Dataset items
▼▼▼
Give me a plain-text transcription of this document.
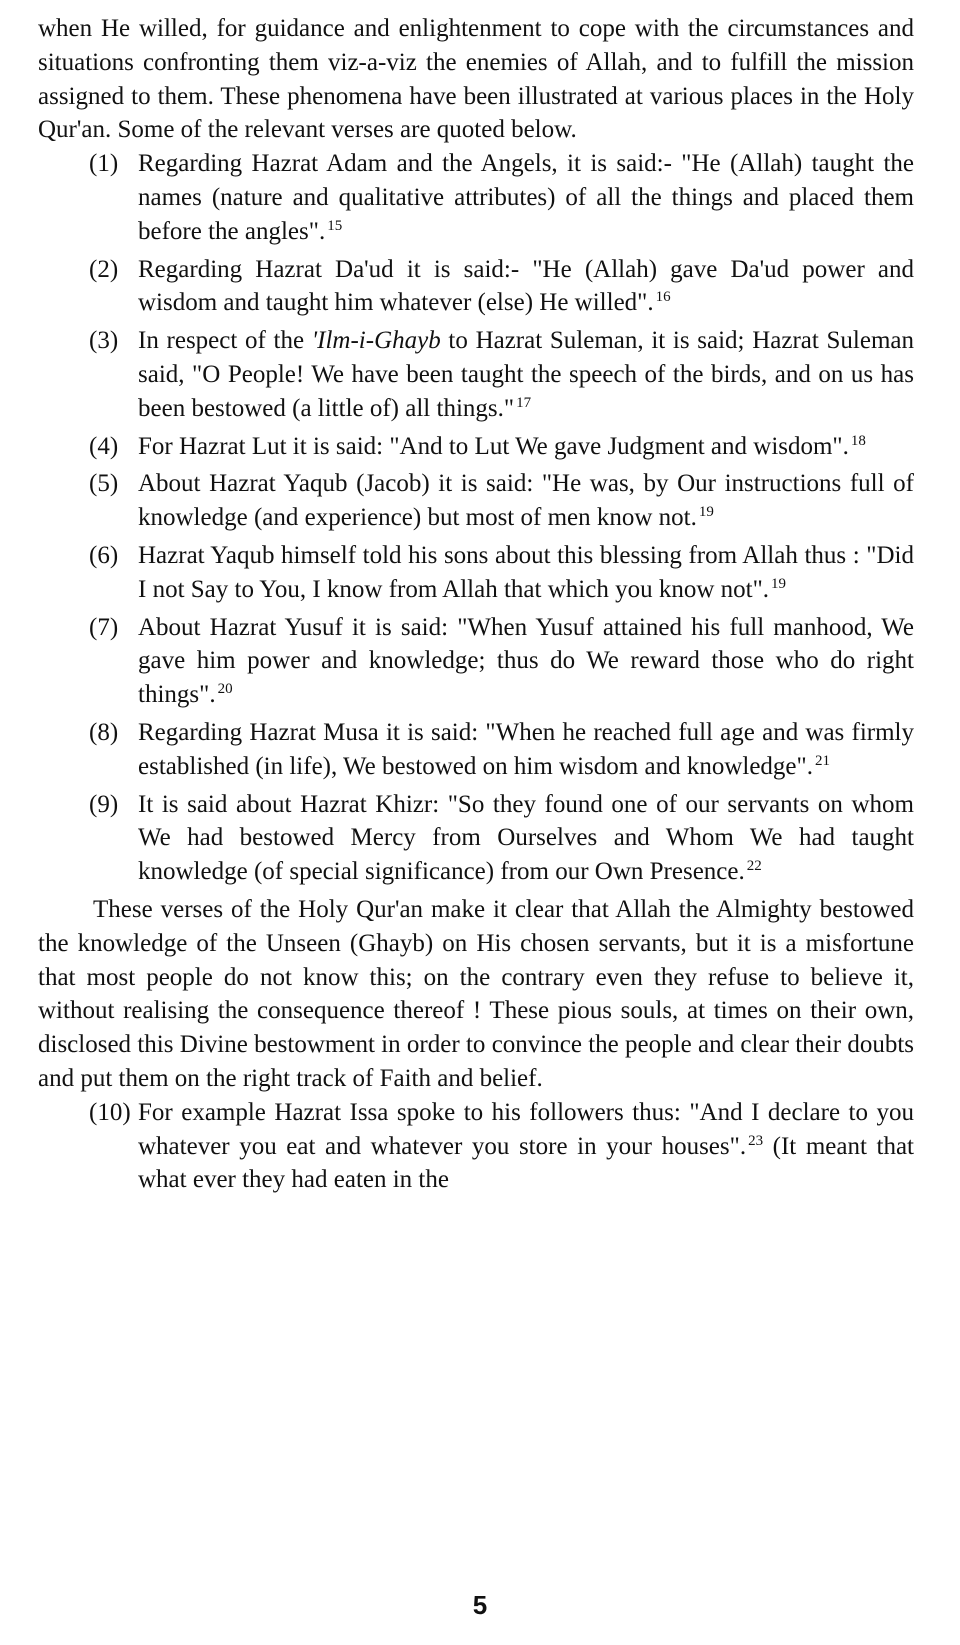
when He willed, for guidance and enlightenment to cope with the circumstances and situations confronting them viz-a-viz the enemies of Allah, and to fulfill the mission assigned to them. These phenomena have been illustrated at various places in the Holy Qur'an. Some of the relevant verses are quoted below.

(1) Regarding Hazrat Adam and the Angels, it is said:- "He (Allah) taught the names (nature and qualitative attributes) of all the things and placed them before the angles". $^{15}$
(2) Regarding Hazrat Da'ud it is said:- "He (Allah) gave Da'ud power and wisdom and taught him whatever (else) He willed". $^{16}$
(3) In respect of the 'Ilm-i-Ghayb to Hazrat Suleman, it is said; Hazrat Suleman said, "O People! We have been taught the speech of the birds, and on us has been bestowed (a little of) all things." $^{17}$
(4) For Hazrat Lut it is said: "And to Lut We gave Judgment and wisdom". $^{18}$
(5) About Hazrat Yaqub (Jacob) it is said: "He was, by Our instructions full of knowledge (and experience) but most of men know not. $^{19}$
(6) Hazrat Yaqub himself told his sons about this blessing from Allah thus : "Did I not Say to You, I know from Allah that which you know not". $^{19}$
(7) About Hazrat Yusuf it is said: "When Yusuf attained his full manhood, We gave him power and knowledge; thus do We reward those who do right things". $^{20}$
(8) Regarding Hazrat Musa it is said: "When he reached full age and was firmly established (in life), We bestowed on him wisdom and knowledge". $^{21}$
(9) It is said about Hazrat Khizr: "So they found one of our servants on whom We had bestowed Mercy from Ourselves and Whom We had taught knowledge (of special significance) from our Own Presence. $^{22}$

These verses of the Holy Qur'an make it clear that Allah the Almighty bestowed the knowledge of the Unseen (Ghayb) on His chosen servants, but it is a misfortune that most people do not know this; on the contrary even they refuse to believe it, without realising the consequence thereof ! These pious souls, at times on their own, disclosed this Divine bestowment in order to convince the people and clear their doubts and put them on the right track of Faith and belief.

(10) For example Hazrat Issa spoke to his followers thus: "And I declare to you whatever you eat and whatever you store in your houses". $^{23}$ (It meant that what ever they had eaten in the
5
▲▲▲
Write out all the entries exactly, except for the pictures.

* **OUTPUT OF THE EXERCISE**:
Give me a plain-text transcription of this document.
when He willed, for guidance and enlightenment to cope with the circumstances and situations confronting them viz-a-viz the enemies of Allah, and to fulfill the mission assigned to them. These phenomena have been illustrated at various places in the Holy Qur'an. Some of the relevant verses are quoted below.

(1) Regarding Hazrat Adam and the Angels, it is said:- "He (Allah) taught the names (nature and qualitative attributes) of all the things and placed them before the angles". $^{15}$
(2) Regarding Hazrat Da'ud it is said:- "He (Allah) gave Da'ud power and wisdom and taught him whatever (else) He willed". $^{16}$
(3) In respect of the 'Ilm-i-Ghayb to Hazrat Suleman, it is said; Hazrat Suleman said, "O People! We have been taught the speech of the birds, and on us has been bestowed (a little of) all things." $^{17}$
(4) For Hazrat Lut it is said: "And to Lut We gave Judgment and wisdom". $^{18}$
(5) About Hazrat Yaqub (Jacob) it is said: "He was, by Our instructions full of knowledge (and experience) but most of men know not. $^{19}$
(6) Hazrat Yaqub himself told his sons about this blessing from Allah thus : "Did I not Say to You, I know from Allah that which you know not". $^{19}$
(7) About Hazrat Yusuf it is said: "When Yusuf attained his full manhood, We gave him power and knowledge; thus do We reward those who do right things". $^{20}$
(8) Regarding Hazrat Musa it is said: "When he reached full age and was firmly established (in life), We bestowed on him wisdom and knowledge". $^{21}$
(9) It is said about Hazrat Khizr: "So they found one of our servants on whom We had bestowed Mercy from Ourselves and Whom We had taught knowledge (of special significance) from our Own Presence. $^{22}$

These verses of the Holy Qur'an make it clear that Allah the Almighty bestowed the knowledge of the Unseen (Ghayb) on His chosen servants, but it is a misfortune that most people do not know this; on the contrary even they refuse to believe it, without realising the consequence thereof ! These pious souls, at times on their own, disclosed this Divine bestowment in order to convince the people and clear their doubts and put them on the right track of Faith and belief.

(10) For example Hazrat Issa spoke to his followers thus: "And I declare to you whatever you eat and whatever you store in your houses". $^{23}$ (It meant that what ever they had eaten in the
5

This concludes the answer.